··· Provided information

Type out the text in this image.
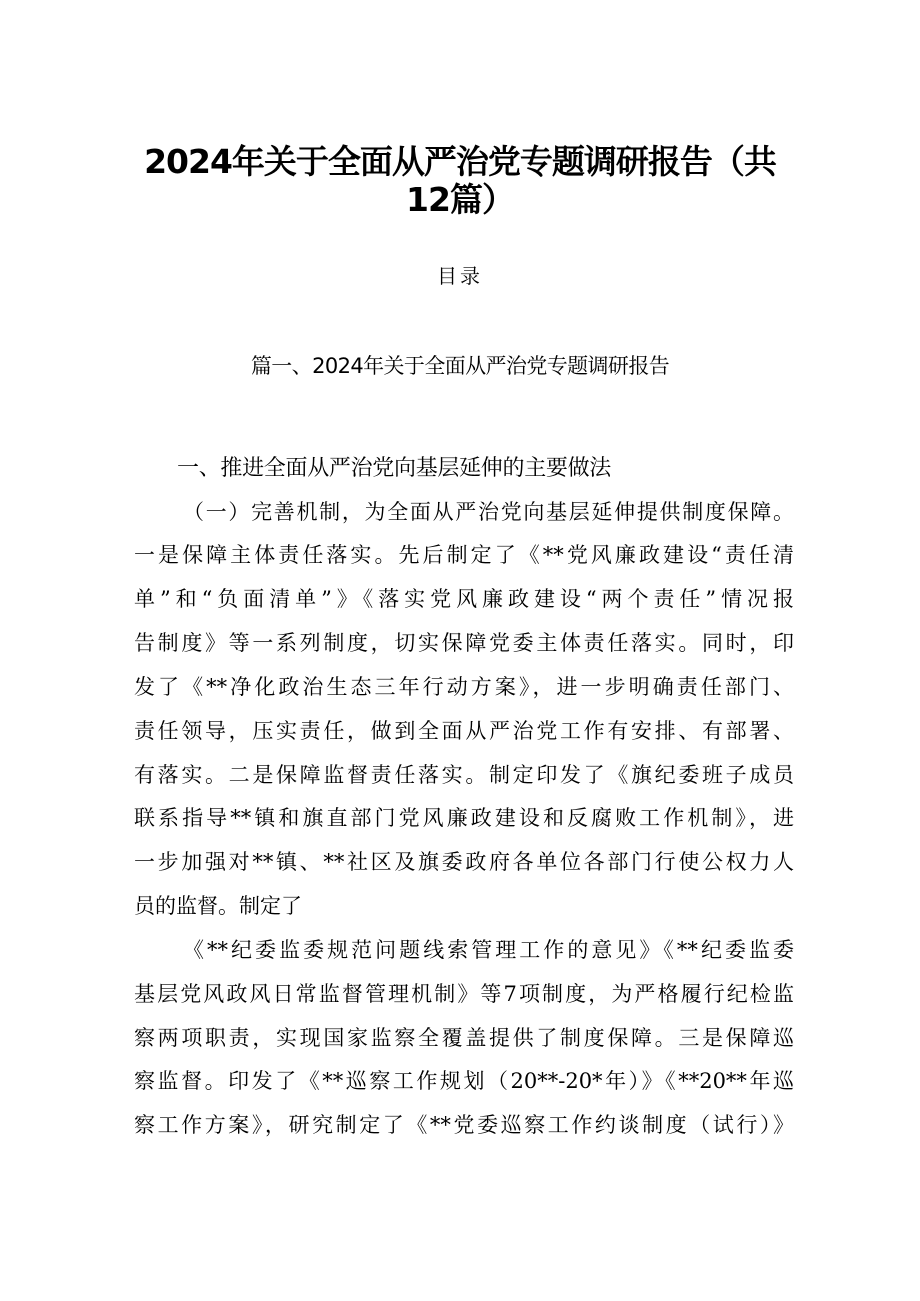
2024年关于全面从严治党专题调研报告（共
12篇）
目录
篇一、2024年关于全面从严治党专题调研报告
一、推进全面从严治党向基层延伸的主要做法
（一）完善机制，为全面从严治党向基层延伸提供制度保障。
一是保障主体责任落实。先后制定了《**党风廉政建设“责任清
单”和“负面清单”》《落实党风廉政建设“两个责任”情况报
告制度》等一系列制度，切实保障党委主体责任落实。同时，印
发了《**净化政治生态三年行动方案》，进一步明确责任部门、
责任领导，压实责任，做到全面从严治党工作有安排、有部署、
有落实。二是保障监督责任落实。制定印发了《旗纪委班子成员
联系指导**镇和旗直部门党风廉政建设和反腐败工作机制》，进
一步加强对**镇、**社区及旗委政府各单位各部门行使公权力人
员的监督。制定了
《**纪委监委规范问题线索管理工作的意见》《**纪委监委
基层党风政风日常监督管理机制》等7项制度，为严格履行纪检监
察两项职责，实现国家监察全覆盖提供了制度保障。三是保障巡
察监督。印发了《**巡察工作规划（20**-20*年）》《**20**年巡
察工作方案》，研究制定了《**党委巡察工作约谈制度（试行）》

······

▸ **Prompt**
Retype the data above exactly; pictures are not part of the copy.

▸ **Solved exercise**
Type out the text in this image.
2024年关于全面从严治党专题调研报告（共
12篇）
目录
篇一、2024年关于全面从严治党专题调研报告
一、推进全面从严治党向基层延伸的主要做法
（一）完善机制，为全面从严治党向基层延伸提供制度保障。
一是保障主体责任落实。先后制定了《**党风廉政建设“责任清
单”和“负面清单”》《落实党风廉政建设“两个责任”情况报
告制度》等一系列制度，切实保障党委主体责任落实。同时，印
发了《**净化政治生态三年行动方案》，进一步明确责任部门、
责任领导，压实责任，做到全面从严治党工作有安排、有部署、
有落实。二是保障监督责任落实。制定印发了《旗纪委班子成员
联系指导**镇和旗直部门党风廉政建设和反腐败工作机制》，进
一步加强对**镇、**社区及旗委政府各单位各部门行使公权力人
员的监督。制定了
《**纪委监委规范问题线索管理工作的意见》《**纪委监委
基层党风政风日常监督管理机制》等7项制度，为严格履行纪检监
察两项职责，实现国家监察全覆盖提供了制度保障。三是保障巡
察监督。印发了《**巡察工作规划（20**-20*年）》《**20**年巡
察工作方案》，研究制定了《**党委巡察工作约谈制度（试行）》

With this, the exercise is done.